→ PROBLEM TO SOLVE
Update the data from the line with "stats-box: hitmap: [993, 87, 1250, 415]" up to and including the line with "cell: [191, 864, 197, 870]" by replacing "x-tick-label" with "x-axis-label", changing nothing else. Return only those lines.

>> Begin

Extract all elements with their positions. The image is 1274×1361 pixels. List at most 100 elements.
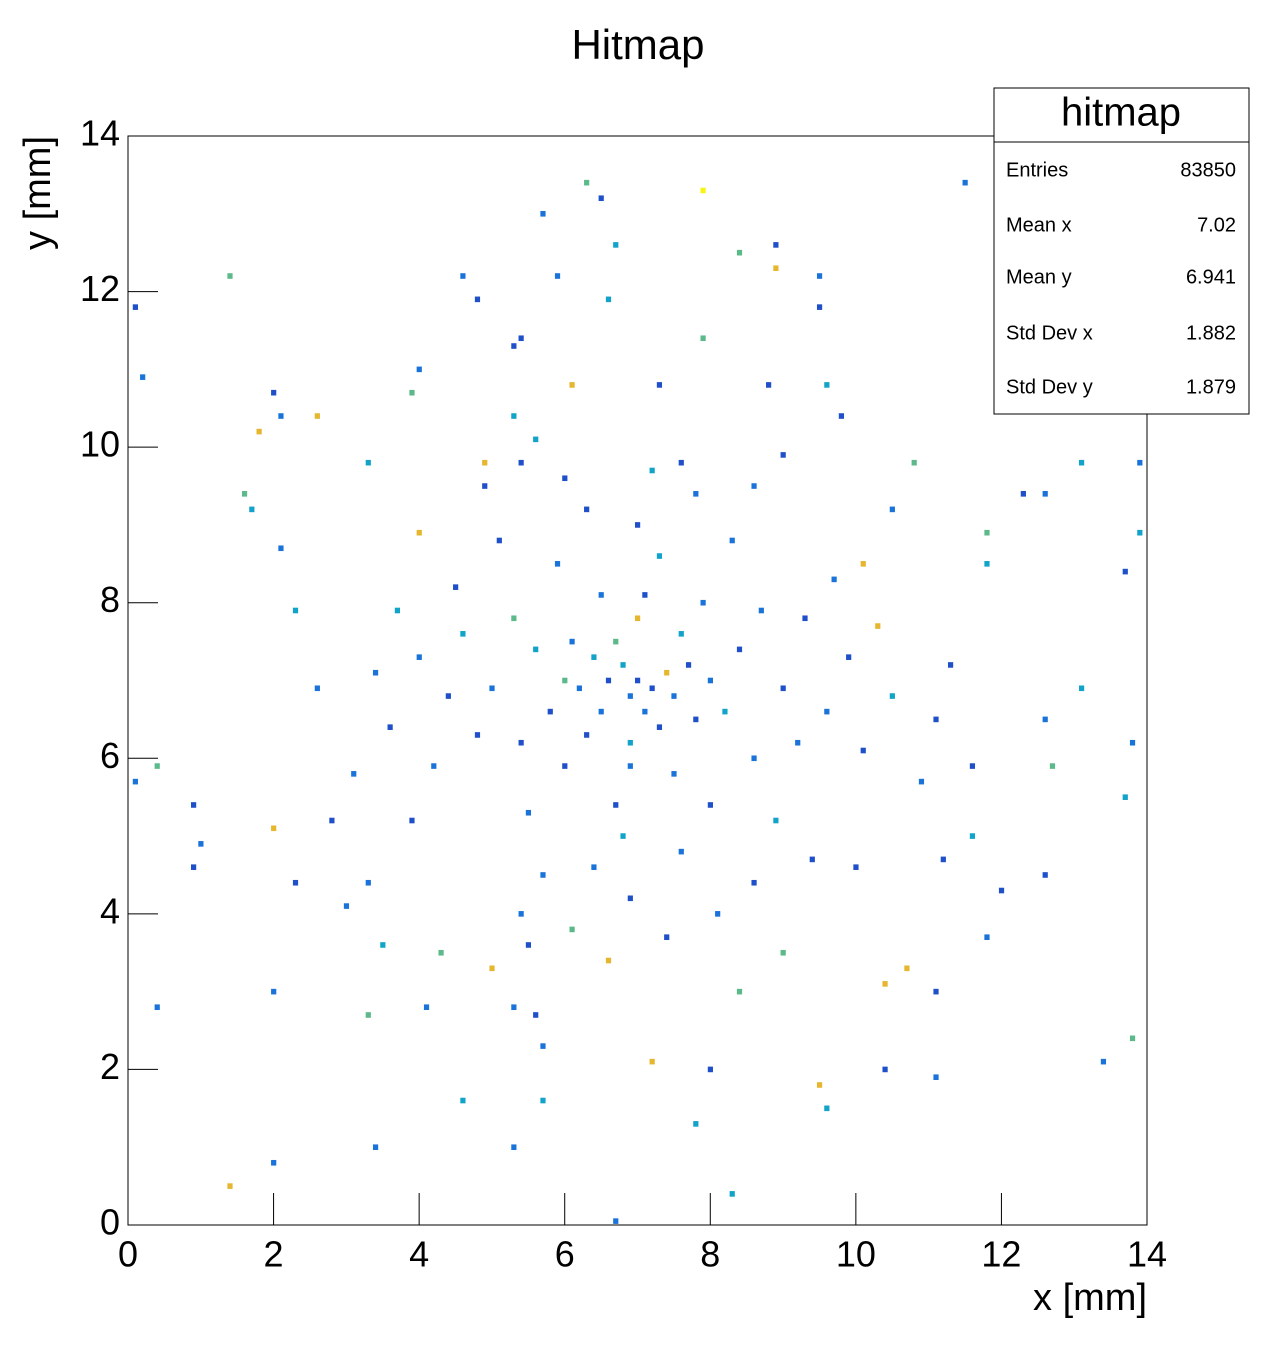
stats-box: hitmap: [993, 87, 1250, 415]
cell: [700, 599, 706, 606]
cell: [816, 304, 823, 310]
cell: [707, 677, 713, 684]
y-tick-label: 10: [80, 424, 120, 465]
cell: [947, 662, 954, 668]
cell: [707, 1066, 713, 1073]
cell: [773, 265, 779, 272]
cell: [613, 242, 619, 248]
x-tick-label: 0: [118, 1234, 138, 1275]
cell: [511, 615, 517, 622]
cell: [722, 708, 728, 715]
cell: [423, 1004, 430, 1010]
cell: [1129, 1035, 1136, 1042]
cell: [271, 1159, 277, 1166]
x-tick-label: 2: [264, 1234, 284, 1275]
cell: [547, 708, 553, 715]
cell: [191, 864, 197, 870]
stat-value: 7.02: [1197, 214, 1236, 236]
cell: [933, 988, 939, 995]
cell: [671, 771, 677, 777]
cell: [882, 1066, 888, 1073]
x-tick-label: 8: [700, 1234, 720, 1275]
cell: [460, 273, 466, 279]
cell: [635, 677, 641, 684]
cell: [1100, 1058, 1107, 1065]
cell: [511, 1004, 517, 1010]
cell: [816, 1082, 823, 1088]
y-tick-label: 12: [80, 268, 120, 309]
y-tick-label: 8: [100, 579, 120, 620]
cell: [154, 763, 160, 769]
cell: [729, 537, 735, 544]
cell: [642, 592, 648, 598]
cell: [700, 187, 706, 194]
cell: [271, 825, 277, 832]
cell: [416, 366, 422, 373]
cell: [635, 615, 641, 622]
cell: [562, 763, 568, 769]
cell: [933, 716, 939, 723]
cell: [962, 179, 968, 186]
axes: 0 2 4 6 8 10 12 14 0 2 4 6 8 10 12 14: [80, 113, 1167, 1275]
cell: [140, 374, 146, 380]
y-tick-label: 6: [100, 735, 120, 776]
cell: [380, 942, 386, 948]
cell: [882, 981, 888, 987]
cell: [773, 242, 779, 248]
cell: [540, 1043, 546, 1049]
cell: [620, 662, 626, 668]
stats-rows: Entries 83850 Mean x 7.02 Mean y 6.941 Std Dev…: [1006, 159, 1236, 398]
stat-label: Std Dev y: [1006, 376, 1093, 398]
cell: [751, 755, 757, 762]
cell: [736, 988, 743, 995]
cell: [780, 949, 786, 956]
cell: [984, 561, 990, 567]
cell: [824, 382, 830, 388]
cell: [533, 1012, 539, 1018]
cell: [409, 389, 415, 396]
cell: [511, 1144, 517, 1151]
stats-title: hitmap: [1061, 91, 1181, 135]
x-tick-label: 4: [409, 1234, 429, 1275]
cell: [351, 771, 357, 777]
cell: [554, 273, 561, 279]
cell: [576, 685, 582, 692]
cell: [685, 662, 692, 668]
cell: [605, 677, 612, 684]
cell: [860, 561, 866, 567]
cells: [132, 179, 1143, 1224]
cell: [584, 506, 590, 513]
cell: [256, 428, 262, 435]
y-tick-label: 2: [100, 1046, 120, 1087]
cell: [445, 693, 451, 699]
cell: [729, 1191, 735, 1197]
cell: [132, 778, 138, 785]
cell: [343, 903, 350, 909]
cell: [453, 584, 459, 590]
cell: [1122, 568, 1128, 575]
cell: [154, 1004, 160, 1010]
cell: [904, 965, 910, 972]
cell: [409, 817, 415, 824]
x-tick-label: 12: [981, 1234, 1021, 1275]
cell: [525, 942, 532, 948]
cell: [613, 638, 619, 645]
cell: [693, 716, 699, 723]
cell: [627, 739, 633, 746]
cell: [540, 872, 546, 878]
cell: [649, 685, 655, 692]
cell: [809, 856, 815, 863]
cell: [482, 459, 488, 466]
cell: [605, 957, 612, 964]
cell: [132, 304, 138, 310]
cell: [656, 724, 663, 730]
stat-value: 6.941: [1186, 266, 1236, 288]
cell: [824, 1105, 830, 1112]
cell: [889, 693, 895, 699]
cell: [1129, 739, 1136, 746]
plot-frame: [127, 135, 1148, 1226]
cell: [736, 646, 743, 653]
cell: [664, 934, 670, 940]
cell: [278, 545, 284, 552]
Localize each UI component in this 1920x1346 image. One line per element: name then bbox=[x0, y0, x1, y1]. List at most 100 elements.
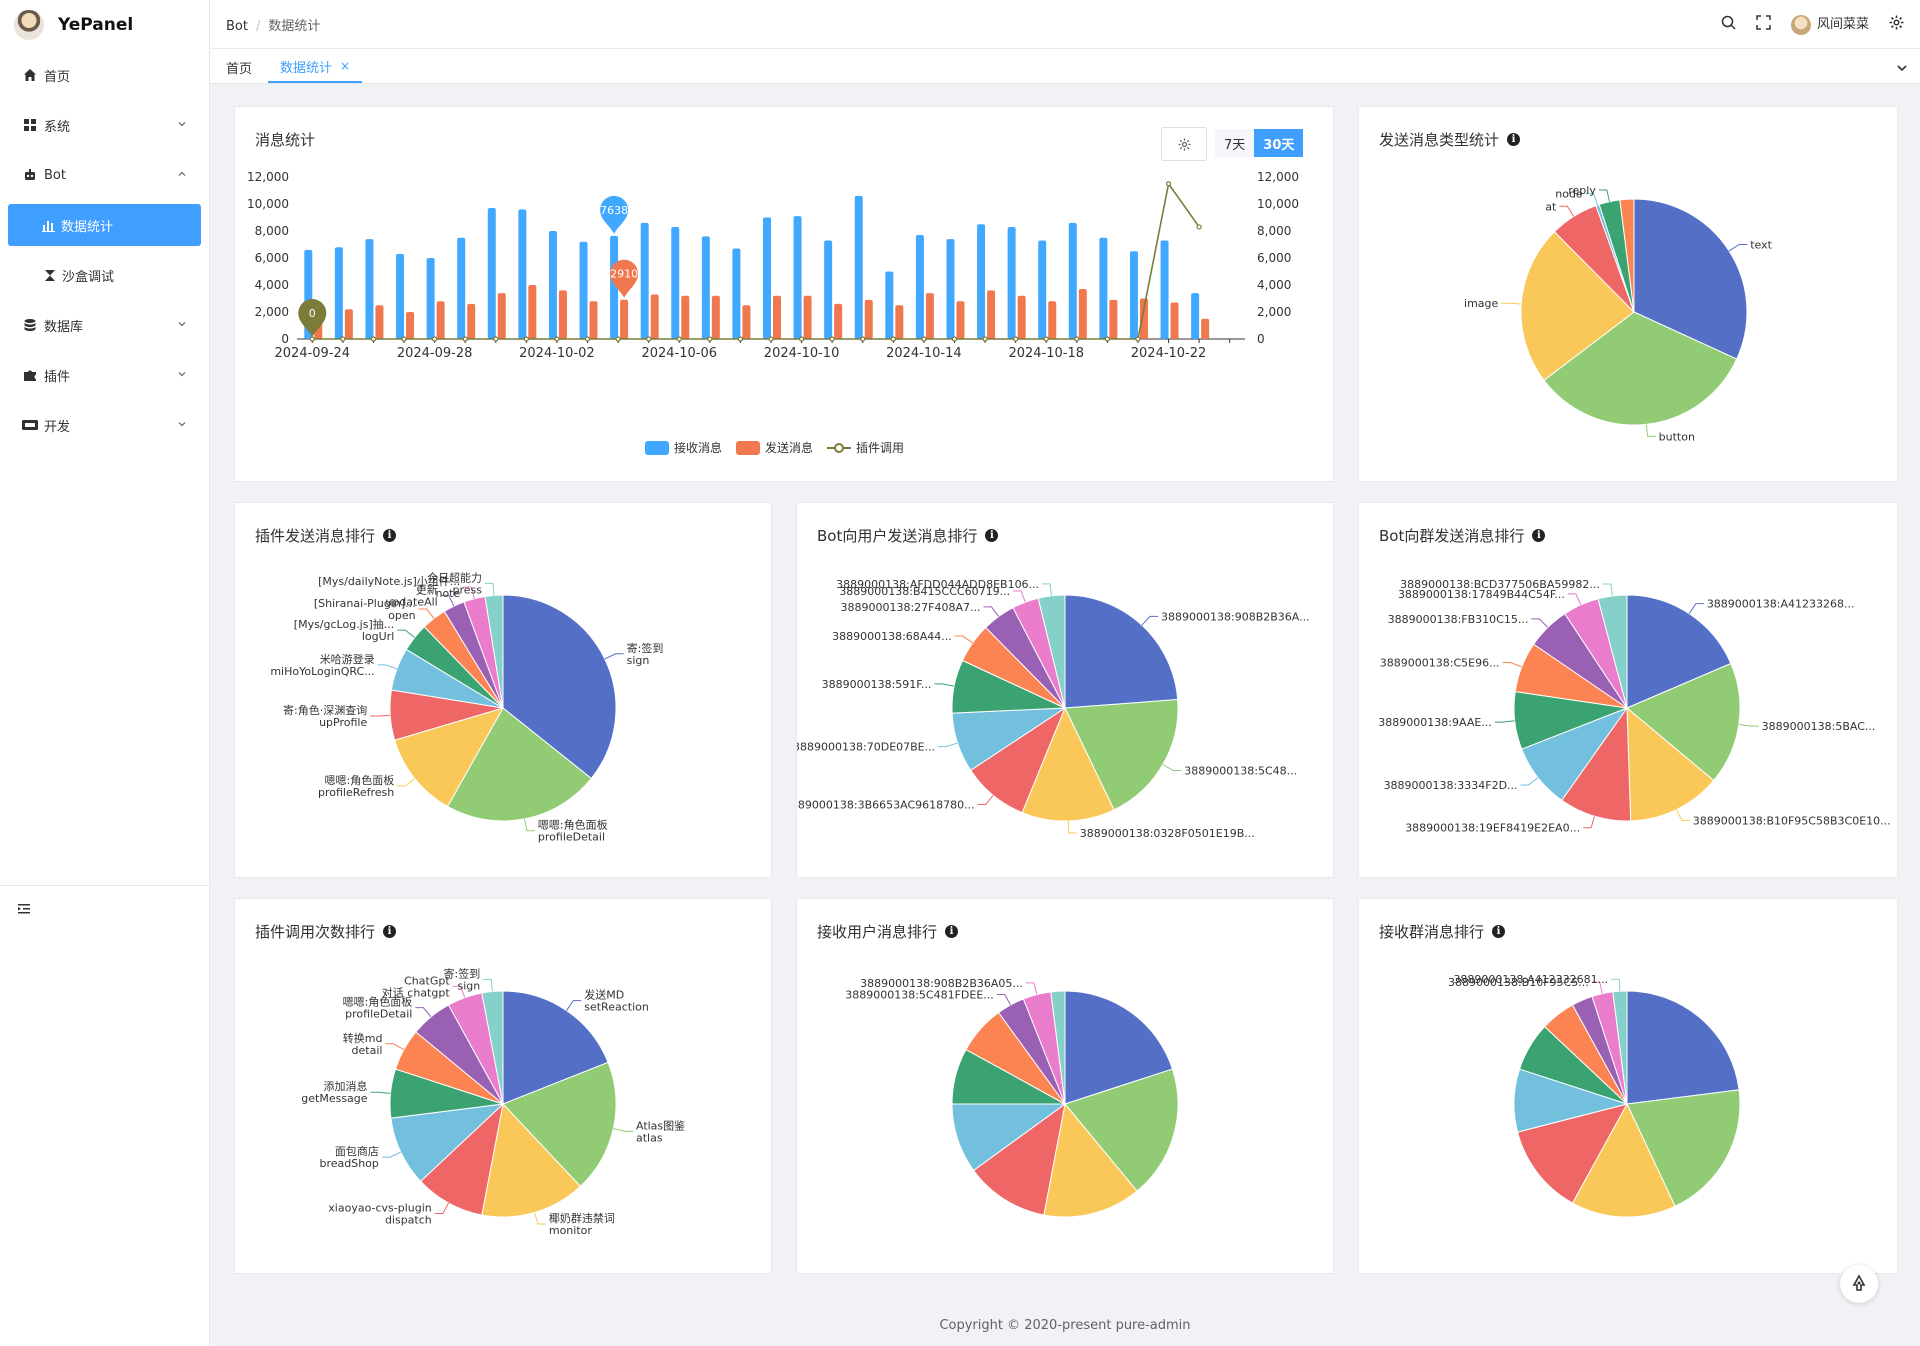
bar-received bbox=[365, 239, 374, 339]
home-icon bbox=[22, 67, 38, 83]
y-tick-label-right: 0 bbox=[1257, 332, 1265, 346]
bar-sent bbox=[467, 303, 476, 339]
sidebar-item-plugins[interactable]: 插件 bbox=[0, 350, 209, 400]
bar-sent bbox=[681, 295, 690, 339]
pie-label: 面包商店 breadShop bbox=[319, 1144, 378, 1170]
back-to-top-button[interactable] bbox=[1840, 1265, 1878, 1303]
sidebar-item-label: 首页 bbox=[44, 69, 71, 85]
line-point bbox=[1043, 336, 1049, 342]
pie-label-line-text: 发送MD bbox=[584, 988, 624, 1002]
x-tick-label: 2024-10-10 bbox=[764, 346, 840, 361]
legend-item-plugin-calls[interactable]: 插件调用 bbox=[827, 439, 904, 456]
chart-settings-button[interactable] bbox=[1161, 127, 1207, 161]
pie-label-line bbox=[1585, 193, 1599, 206]
pie-label-line bbox=[1520, 777, 1539, 786]
pie-label: 寄:签到 sign bbox=[444, 967, 481, 993]
info-icon[interactable]: i bbox=[985, 529, 999, 542]
marker-pin bbox=[610, 259, 639, 298]
bar-sent bbox=[895, 305, 904, 339]
pie-slice bbox=[1064, 990, 1174, 1105]
legend-item-received[interactable]: 接收消息 bbox=[645, 439, 722, 456]
bar-received bbox=[946, 239, 955, 339]
pie-label-line-text: 3889000138:68A44... bbox=[832, 630, 952, 643]
pie-slice bbox=[446, 707, 593, 822]
pie-label-line-text: node bbox=[1555, 188, 1583, 201]
range-7-days-button[interactable]: 7天 bbox=[1215, 129, 1255, 157]
search-icon[interactable] bbox=[1721, 15, 1736, 34]
pie-label-line-text: 对话 chatgpt bbox=[382, 985, 451, 999]
line-point bbox=[798, 336, 805, 342]
collapse-menu-icon[interactable] bbox=[18, 900, 32, 919]
y-tick-label-right: 10,000 bbox=[1257, 197, 1299, 211]
marker-received-max: 7638 bbox=[600, 195, 629, 234]
line-point bbox=[1135, 336, 1141, 342]
pie-label: 3889000138:5C48... bbox=[1184, 765, 1297, 778]
info-icon[interactable]: i bbox=[383, 925, 397, 938]
pie-label-line bbox=[954, 635, 973, 644]
sidebar-item-dev[interactable]: 开发 bbox=[0, 400, 209, 450]
pie-slice bbox=[1571, 1102, 1676, 1218]
sidebar-item-data-stats[interactable]: 数据统计 bbox=[8, 204, 201, 246]
pie-label-line-text: 嗯嗯:角色面板 bbox=[538, 818, 608, 832]
pie-label-line bbox=[418, 608, 435, 619]
sidebar-item-home[interactable]: 首页 bbox=[0, 50, 209, 100]
pie-label-line-text: 3889000138:17849B44C54F... bbox=[1398, 588, 1565, 601]
info-icon[interactable]: i bbox=[1532, 529, 1546, 542]
pie-label: 3889000138:3334F2D... bbox=[1384, 779, 1518, 792]
legend-item-sent[interactable]: 发送消息 bbox=[736, 439, 813, 456]
card-title: 接收群消息排行 i bbox=[1379, 921, 1506, 942]
line-point bbox=[523, 336, 529, 342]
bar-received bbox=[334, 247, 343, 339]
tab-home[interactable]: 首页 bbox=[214, 51, 264, 83]
pie-slice bbox=[1043, 1102, 1138, 1218]
settings-gear-icon[interactable] bbox=[1889, 15, 1904, 34]
app-logo[interactable]: YePanel bbox=[0, 0, 209, 50]
fullscreen-icon[interactable] bbox=[1756, 14, 1771, 34]
line-point bbox=[951, 336, 958, 342]
bar-sent bbox=[987, 290, 996, 339]
pie-label-line-text: 3889000138:908B2B36A... bbox=[1161, 610, 1310, 623]
pie-label-line-text: sign bbox=[627, 654, 650, 667]
sidebar-item-sandbox[interactable]: 沙盒调试 bbox=[0, 250, 209, 300]
marker-pin bbox=[298, 299, 327, 337]
pie-label-line bbox=[977, 794, 994, 806]
card-title-text: 发送消息类型统计 bbox=[1379, 131, 1500, 149]
header-actions: 风间菜菜 bbox=[1721, 13, 1904, 35]
pie-label-line-text: 3889000138:3334F2D... bbox=[1384, 779, 1518, 792]
y-tick-label-right: 6,000 bbox=[1257, 251, 1291, 265]
logo-image bbox=[14, 10, 44, 40]
sidebar-item-bot[interactable]: Bot bbox=[0, 150, 209, 200]
tabs-dropdown-icon[interactable] bbox=[1896, 59, 1908, 78]
bar-received bbox=[1038, 240, 1047, 339]
pie-slice bbox=[419, 1102, 504, 1216]
sidebar-item-database[interactable]: 数据库 bbox=[0, 300, 209, 350]
info-icon[interactable]: i bbox=[1492, 925, 1506, 938]
pie-label-line bbox=[370, 1091, 391, 1094]
user-menu[interactable]: 风间菜菜 bbox=[1790, 13, 1869, 35]
info-icon[interactable]: i bbox=[1507, 133, 1521, 146]
pie-label-line bbox=[377, 664, 398, 670]
info-icon[interactable]: i bbox=[383, 529, 397, 542]
bar-received bbox=[915, 235, 924, 339]
tab-data-stats[interactable]: 数据统计 × bbox=[268, 51, 363, 83]
sidebar-item-system[interactable]: 系统 bbox=[0, 100, 209, 150]
range-30-days-button[interactable]: 30天 bbox=[1254, 129, 1304, 157]
close-tab-icon[interactable]: × bbox=[340, 59, 351, 73]
pie-label-line-text: Atlas图鉴 bbox=[636, 1119, 685, 1132]
line-point bbox=[707, 336, 713, 342]
pie-label: 转换md detail bbox=[343, 1031, 383, 1057]
pie-slice bbox=[951, 1103, 1067, 1172]
bar-received bbox=[426, 258, 435, 339]
x-tick-label: 2024-10-18 bbox=[1008, 346, 1084, 361]
breadcrumb-item[interactable]: Bot bbox=[226, 18, 248, 34]
bar-sent bbox=[742, 305, 751, 339]
bar-sent bbox=[803, 295, 812, 339]
sidebar: YePanel 首页 系统 Bot 数据统计 沙盒调试 数据库 插件 开发 bbox=[0, 0, 210, 1346]
marker-label: 0 bbox=[309, 307, 316, 320]
pie-label-line-text: 3889000138:FB310C15... bbox=[1388, 613, 1529, 626]
info-icon[interactable]: i bbox=[945, 925, 959, 938]
pie-label-line bbox=[1559, 205, 1575, 217]
bar-sent bbox=[650, 294, 659, 339]
marker-label: 2910 bbox=[610, 268, 638, 281]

>> End

→ SOLUTION FOR THIS PROBLEM
stats-box: hitmap: [993, 87, 1250, 415]
cell: [700, 599, 706, 606]
cell: [816, 304, 823, 310]
cell: [707, 677, 713, 684]
y-tick-label: 10: [80, 424, 120, 465]
cell: [947, 662, 954, 668]
cell: [707, 1066, 713, 1073]
cell: [773, 265, 779, 272]
cell: [613, 242, 619, 248]
x-axis-label: 0: [118, 1234, 138, 1275]
cell: [511, 615, 517, 622]
cell: [722, 708, 728, 715]
cell: [423, 1004, 430, 1010]
cell: [1129, 1035, 1136, 1042]
cell: [271, 1159, 277, 1166]
x-axis-label: 2: [264, 1234, 284, 1275]
cell: [547, 708, 553, 715]
cell: [191, 864, 197, 870]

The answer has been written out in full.